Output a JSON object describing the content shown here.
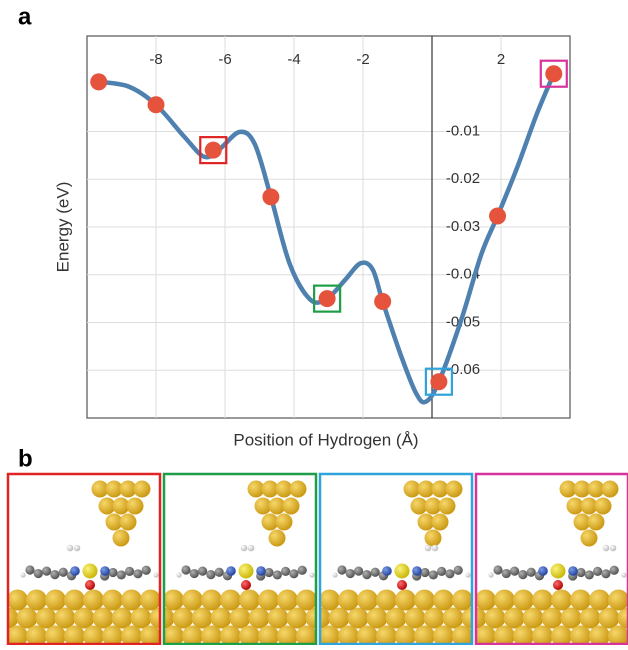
{
  "panel_labels": [
    "a",
    "b"
  ],
  "chart_data": {
    "type": "line",
    "xlabel": "Position of Hydrogen (Å)",
    "ylabel": "Energy (eV)",
    "xlim": [
      -10,
      4
    ],
    "ylim": [
      -0.07,
      0.01
    ],
    "xticks": [
      -8,
      -6,
      -4,
      -2,
      2
    ],
    "yticks": [
      -0.01,
      -0.02,
      -0.03,
      -0.04,
      -0.05,
      -0.06
    ],
    "grid": true,
    "curve": {
      "color": "#4f81b0",
      "x": [
        -9.66,
        -8.79,
        -8.0,
        -7.18,
        -6.6,
        -6.16,
        -5.58,
        -5.14,
        -4.67,
        -4.12,
        -3.53,
        -3.04,
        -2.51,
        -2.07,
        -1.72,
        -1.43,
        -0.91,
        -0.47,
        -0.18,
        0.2,
        0.85,
        1.43,
        1.9,
        2.45,
        3.04,
        3.53
      ],
      "values": [
        0.0004,
        -0.0006,
        -0.0044,
        -0.0111,
        -0.0153,
        -0.0137,
        -0.0101,
        -0.0126,
        -0.0237,
        -0.0378,
        -0.0452,
        -0.045,
        -0.041,
        -0.0376,
        -0.0389,
        -0.0456,
        -0.0567,
        -0.0647,
        -0.0666,
        -0.0624,
        -0.0494,
        -0.0357,
        -0.0277,
        -0.0179,
        -0.0063,
        0.0021
      ]
    },
    "points": {
      "color": "#e5533d",
      "x": [
        -9.66,
        -8.0,
        -6.34,
        -4.67,
        -3.04,
        -1.43,
        0.2,
        1.9,
        3.53
      ],
      "values": [
        0.0004,
        -0.0044,
        -0.0139,
        -0.0237,
        -0.045,
        -0.0456,
        -0.0624,
        -0.0277,
        0.0021
      ]
    },
    "highlights": [
      {
        "index": 2,
        "color": "#e02424"
      },
      {
        "index": 4,
        "color": "#1f9e4a"
      },
      {
        "index": 6,
        "color": "#2ea3dc"
      },
      {
        "index": 8,
        "color": "#d6349a"
      }
    ]
  }
}
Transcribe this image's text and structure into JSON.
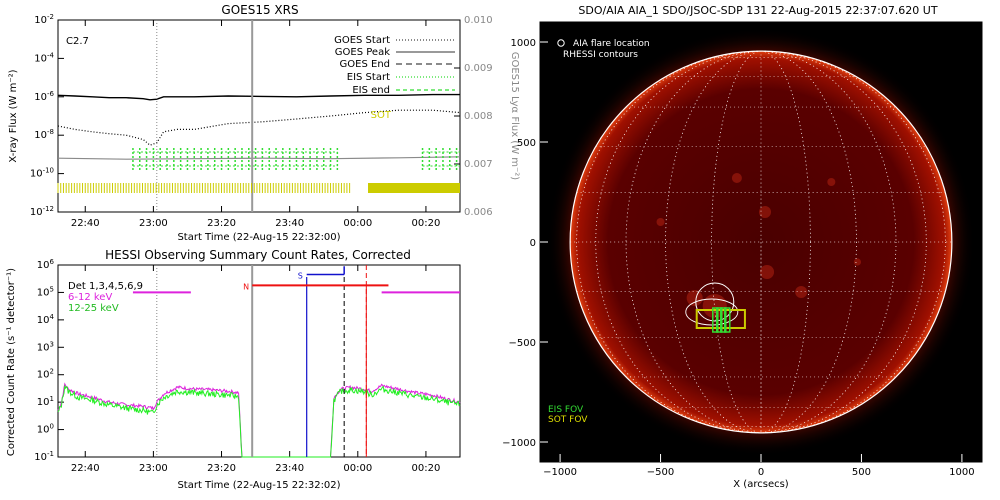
{
  "colors": {
    "goes_long": "#000000",
    "goes_short": "#000000",
    "lya": "#8a8a8a",
    "eis": "#33dd33",
    "sot": "#cccc00",
    "det_low": "#dd22dd",
    "det_mid": "#22ee22",
    "attenuator_n": "#ee1111",
    "segment_s": "#1111cc",
    "aia_bg": "#000000",
    "aia_disk": "#5a0000",
    "aia_fov_eis": "#33dd33",
    "aia_fov_sot": "#cccc00",
    "rhessi": "#ffffff"
  },
  "goes_panel": {
    "title": "GOES15 XRS",
    "ylabel_left": "X-ray Flux (W m⁻²)",
    "ylabel_right": "GOES15 Lyα Flux (W m⁻²)",
    "xlabel": "Start Time (22-Aug-15 22:32:00)",
    "class_label": "C2.7",
    "y_exponents": [
      "-2",
      "-4",
      "-6",
      "-8",
      "-10",
      "-12"
    ],
    "y_right_ticks": [
      "0.010",
      "0.009",
      "0.008",
      "0.007",
      "0.006"
    ],
    "x_ticks": [
      "22:40",
      "23:00",
      "23:20",
      "23:40",
      "00:00",
      "00:20"
    ],
    "legend": [
      {
        "label": "GOES Start",
        "style": "dotted"
      },
      {
        "label": "GOES Peak",
        "style": "solid"
      },
      {
        "label": "GOES End",
        "style": "dashed"
      },
      {
        "label": "EIS Start",
        "style": "green-dotted"
      },
      {
        "label": "EIS end",
        "style": "green-dashed"
      },
      {
        "label": "SOT",
        "style": "yellow"
      }
    ]
  },
  "hessi_panel": {
    "title": "HESSI Observing Summary Count Rates, Corrected",
    "ylabel": "Corrected Count Rate (s⁻¹ detector⁻¹)",
    "xlabel": "Start Time (22-Aug-15 22:32:02)",
    "y_exponents": [
      "6",
      "5",
      "4",
      "3",
      "2",
      "1",
      "0",
      "-1"
    ],
    "x_ticks": [
      "22:40",
      "23:00",
      "23:20",
      "23:40",
      "00:00",
      "00:20"
    ],
    "legend_det": "Det 1,3,4,5,6,9",
    "legend_low": "6-12 keV",
    "legend_mid": "12-25 keV",
    "label_n": "N",
    "label_s": "S"
  },
  "aia_panel": {
    "title": "SDO/AIA AIA_1 SDO/JSOC-SDP 131 22-Aug-2015 22:37:07.620 UT",
    "legend_line1": "AIA flare location",
    "legend_line2": "RHESSI contours",
    "fov_eis": "EIS FOV",
    "fov_sot": "SOT FOV",
    "xlabel": "X (arcsecs)",
    "x_ticks": [
      "−1000",
      "−500",
      "0",
      "500",
      "1000"
    ],
    "y_ticks": [
      "1000",
      "500",
      "0",
      "−500",
      "−1000"
    ]
  },
  "chart_data": [
    {
      "type": "line",
      "title": "GOES15 XRS",
      "xlabel": "Start Time (22-Aug-15 22:32:00)",
      "ylabel": "X-ray Flux (W m⁻²)",
      "y_scale": "log",
      "ylim": [
        1e-12,
        0.01
      ],
      "y2label": "GOES15 Lyα Flux (W m⁻²)",
      "y2lim": [
        0.006,
        0.01
      ],
      "xlim_minutes": [
        0,
        118
      ],
      "x_origin": "22:32:00",
      "series": [
        {
          "name": "",
          "x": [
            0,
            5,
            10,
            15,
            20,
            25,
            27,
            29,
            31,
            35,
            40,
            50,
            60,
            70,
            80,
            90,
            100,
            110,
            118
          ],
          "y": [
            1.2e-06,
            1.1e-06,
            1e-06,
            9e-07,
            9e-07,
            8e-07,
            7e-07,
            7.5e-07,
            1e-06,
            1e-06,
            1e-06,
            1.1e-06,
            1.05e-06,
            1e-06,
            1.1e-06,
            1.2e-06,
            1.2e-06,
            1.3e-06,
            1.3e-06
          ]
        },
        {
          "name": "",
          "x": [
            0,
            5,
            10,
            15,
            20,
            25,
            27,
            29,
            31,
            35,
            40,
            50,
            60,
            70,
            80,
            90,
            100,
            110,
            118
          ],
          "y": [
            3e-08,
            2e-08,
            1.5e-08,
            1.2e-08,
            1e-08,
            6e-09,
            3e-09,
            4e-09,
            1.5e-08,
            2e-08,
            2e-08,
            4e-08,
            5e-08,
            7e-08,
            1e-07,
            1.5e-07,
            2e-07,
            2e-07,
            1.5e-07
          ]
        },
        {
          "name": "",
          "x": [
            0,
            20,
            40,
            60,
            80,
            100,
            118
          ],
          "y": [
            0.00712,
            0.0071,
            0.00711,
            0.00712,
            0.00711,
            0.00713,
            0.00715
          ]
        }
      ],
      "markers_minutes": {
        "goes_start": 29,
        "goes_peak": 57
      },
      "eis_intervals_minutes": [
        [
          22,
          82
        ],
        [
          107,
          118
        ]
      ],
      "sot_intervals_minutes": [
        [
          0,
          86
        ],
        [
          91,
          118
        ]
      ]
    },
    {
      "type": "line",
      "title": "HESSI Observing Summary Count Rates, Corrected",
      "xlabel": "Start Time (22-Aug-15 22:32:02)",
      "ylabel": "Corrected Count Rate (s⁻¹ detector⁻¹)",
      "y_scale": "log",
      "ylim": [
        0.1,
        1000000.0
      ],
      "xlim_minutes": [
        0,
        118
      ],
      "series": [
        {
          "name": "6-12 keV",
          "x": [
            0,
            1,
            2,
            3,
            6,
            10,
            15,
            20,
            25,
            28,
            29,
            31,
            35,
            40,
            45,
            50,
            53,
            54,
            56,
            57,
            58,
            80,
            81,
            83,
            86,
            88,
            90,
            92,
            95,
            100,
            105,
            110,
            114,
            118
          ],
          "y": [
            5,
            10,
            45,
            30,
            20,
            15,
            10,
            8,
            7,
            6,
            10,
            20,
            35,
            30,
            28,
            25,
            22,
            0.1,
            0.1,
            0.1,
            0.1,
            0.1,
            15,
            30,
            35,
            32,
            30,
            25,
            40,
            30,
            22,
            18,
            13,
            10
          ]
        },
        {
          "name": "12-25 keV",
          "x": [
            0,
            1,
            2,
            3,
            6,
            10,
            15,
            20,
            25,
            28,
            29,
            31,
            35,
            40,
            45,
            50,
            53,
            54,
            56,
            57,
            58,
            80,
            81,
            83,
            86,
            88,
            90,
            92,
            95,
            100,
            105,
            110,
            114,
            118
          ],
          "y": [
            4,
            8,
            40,
            25,
            15,
            12,
            8,
            6,
            5,
            4,
            8,
            15,
            25,
            22,
            20,
            18,
            16,
            0.1,
            0.1,
            0.1,
            0.1,
            0.1,
            12,
            25,
            28,
            26,
            24,
            18,
            30,
            22,
            16,
            13,
            10,
            8
          ]
        }
      ],
      "attenuator_n_minutes": [
        57,
        97
      ],
      "segments_minutes": {
        "low_before": [
          22,
          39
        ],
        "low_after": [
          95,
          118
        ],
        "n": [
          57,
          97
        ],
        "s": [
          73,
          84
        ]
      }
    },
    {
      "type": "scatter",
      "title": "SDO/AIA AIA_1 SDO/JSOC-SDP 131 22-Aug-2015 22:37:07.620 UT",
      "xlabel": "X (arcsecs)",
      "xlim": [
        -1100,
        1100
      ],
      "ylim": [
        -1100,
        1100
      ],
      "solar_radius_arcsec": 950,
      "flare_location": [
        -230,
        -300
      ],
      "fov_eis": {
        "x": [
          -240,
          -175
        ],
        "y": [
          -450,
          -330
        ]
      },
      "fov_sot": {
        "x": [
          -320,
          -80
        ],
        "y": [
          -430,
          -340
        ]
      }
    }
  ]
}
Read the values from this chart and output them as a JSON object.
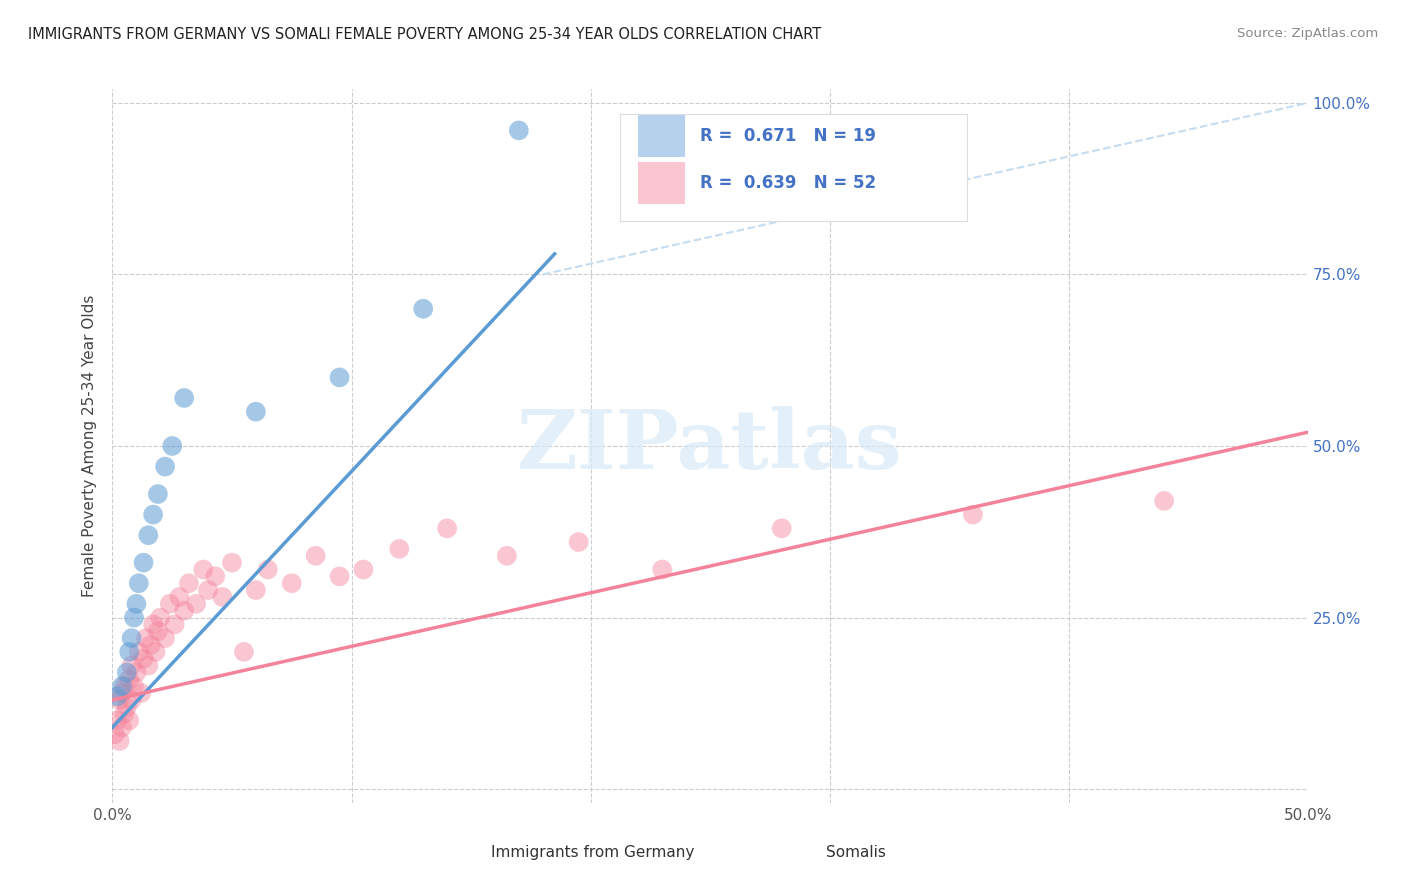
{
  "title": "IMMIGRANTS FROM GERMANY VS SOMALI FEMALE POVERTY AMONG 25-34 YEAR OLDS CORRELATION CHART",
  "source": "Source: ZipAtlas.com",
  "ylabel": "Female Poverty Among 25-34 Year Olds",
  "xlim": [
    0.0,
    0.5
  ],
  "ylim": [
    -0.02,
    1.02
  ],
  "blue_color": "#5B9BD5",
  "pink_color": "#F4829A",
  "dashed_color": "#C5DCF0",
  "watermark": "ZIPatlas",
  "germany_scatter_x": [
    0.002,
    0.004,
    0.006,
    0.007,
    0.008,
    0.009,
    0.01,
    0.011,
    0.013,
    0.015,
    0.017,
    0.019,
    0.022,
    0.025,
    0.03,
    0.06,
    0.095,
    0.13,
    0.17
  ],
  "germany_scatter_y": [
    0.135,
    0.15,
    0.17,
    0.2,
    0.22,
    0.25,
    0.27,
    0.3,
    0.33,
    0.37,
    0.4,
    0.43,
    0.47,
    0.5,
    0.57,
    0.55,
    0.6,
    0.7,
    0.96
  ],
  "somali_scatter_x": [
    0.001,
    0.002,
    0.003,
    0.003,
    0.004,
    0.004,
    0.005,
    0.005,
    0.006,
    0.007,
    0.007,
    0.008,
    0.008,
    0.009,
    0.01,
    0.011,
    0.012,
    0.013,
    0.014,
    0.015,
    0.016,
    0.017,
    0.018,
    0.019,
    0.02,
    0.022,
    0.024,
    0.026,
    0.028,
    0.03,
    0.032,
    0.035,
    0.038,
    0.04,
    0.043,
    0.046,
    0.05,
    0.055,
    0.06,
    0.065,
    0.075,
    0.085,
    0.095,
    0.105,
    0.12,
    0.14,
    0.165,
    0.195,
    0.23,
    0.28,
    0.36,
    0.44
  ],
  "somali_scatter_y": [
    0.08,
    0.1,
    0.07,
    0.13,
    0.09,
    0.14,
    0.11,
    0.15,
    0.12,
    0.1,
    0.16,
    0.13,
    0.18,
    0.15,
    0.17,
    0.2,
    0.14,
    0.19,
    0.22,
    0.18,
    0.21,
    0.24,
    0.2,
    0.23,
    0.25,
    0.22,
    0.27,
    0.24,
    0.28,
    0.26,
    0.3,
    0.27,
    0.32,
    0.29,
    0.31,
    0.28,
    0.33,
    0.2,
    0.29,
    0.32,
    0.3,
    0.34,
    0.31,
    0.32,
    0.35,
    0.38,
    0.34,
    0.36,
    0.32,
    0.38,
    0.4,
    0.42
  ],
  "blue_line_x": [
    0.0,
    0.185
  ],
  "blue_line_y": [
    0.09,
    0.78
  ],
  "pink_line_x": [
    0.0,
    0.5
  ],
  "pink_line_y": [
    0.13,
    0.52
  ],
  "dash_line_x": [
    0.18,
    0.5
  ],
  "dash_line_y": [
    0.75,
    1.0
  ]
}
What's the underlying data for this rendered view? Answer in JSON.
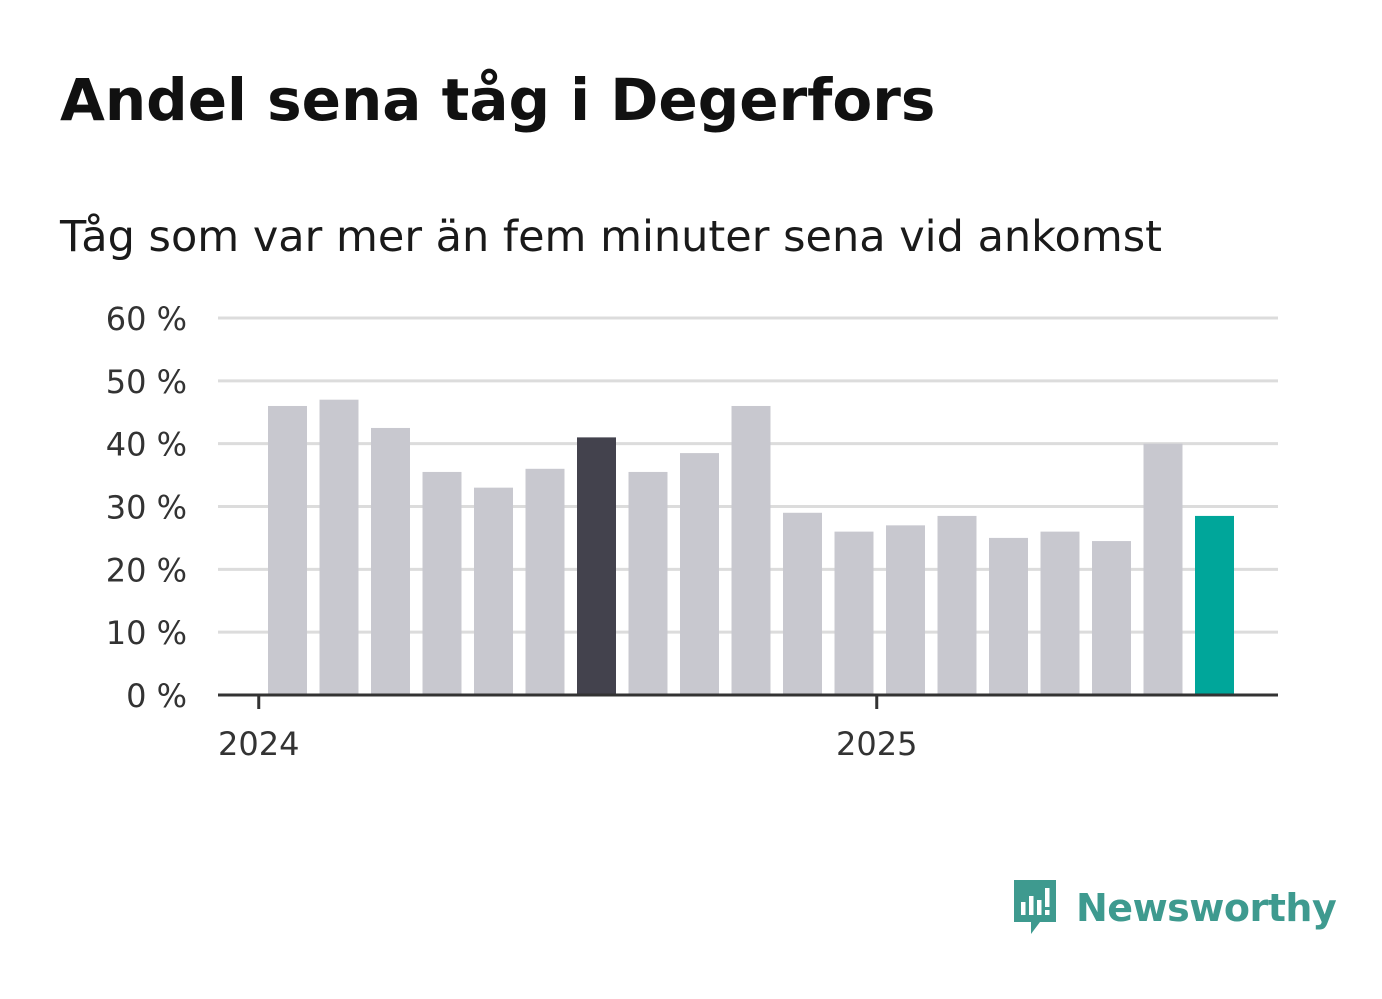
{
  "header": {
    "title": "Andel sena tåg i Degerfors",
    "subtitle": "Tåg som var mer än fem minuter sena vid ankomst"
  },
  "brand": {
    "name": "Newsworthy",
    "color": "#3e9a8f"
  },
  "colors": {
    "bar_default": "#c8c8cf",
    "bar_highlight": "#43424d",
    "bar_latest": "#00a69a",
    "gridline": "#dcdcdc",
    "axis": "#333333",
    "text": "#333333"
  },
  "chart_data": {
    "type": "bar",
    "title": "Andel sena tåg i Degerfors",
    "subtitle": "Tåg som var mer än fem minuter sena vid ankomst",
    "xlabel": "",
    "ylabel": "",
    "ylim": [
      0,
      60
    ],
    "yticks": [
      0,
      10,
      20,
      30,
      40,
      50,
      60
    ],
    "ytick_labels": [
      "0 %",
      "10 %",
      "20 %",
      "30 %",
      "40 %",
      "50 %",
      "60 %"
    ],
    "xtick_labels": [
      {
        "label": "2024",
        "at_index": -0.5
      },
      {
        "label": "2025",
        "at_index": 11.5
      }
    ],
    "grid": true,
    "values": [
      46,
      47,
      42.5,
      35.5,
      33,
      36,
      41,
      35.5,
      38.5,
      46,
      29,
      26,
      27,
      28.5,
      25,
      26,
      24.5,
      40,
      28.5
    ],
    "highlight_indices": [
      6
    ],
    "latest_index": 18
  }
}
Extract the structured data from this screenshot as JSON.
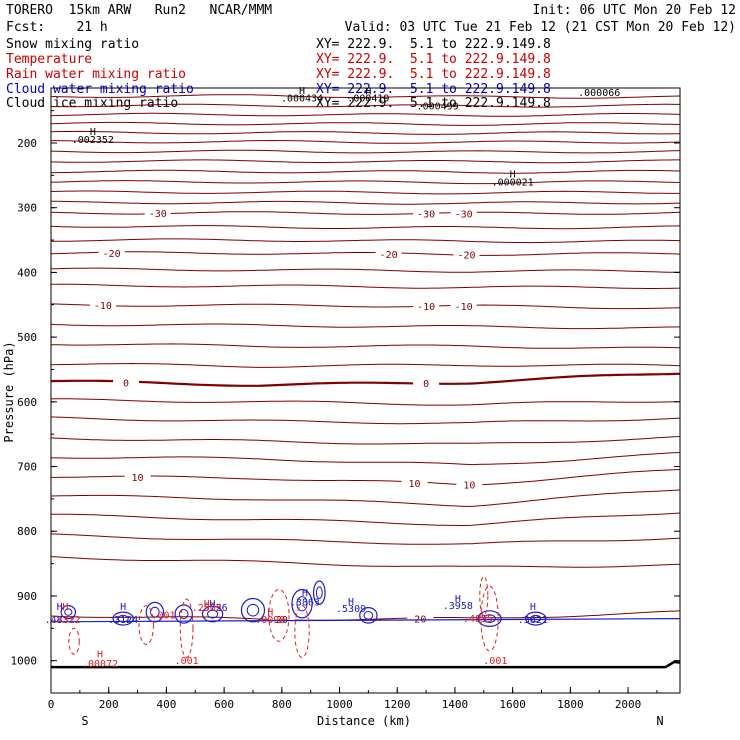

# What the exercise asks
Copy all lines from the material that contain "detector".

# Written solution
    "ylabel": "Corrected Count Rate (s⁻¹ detector⁻¹)",
      "ylabel": "Corrected Count Rate (s⁻¹ detector⁻¹)",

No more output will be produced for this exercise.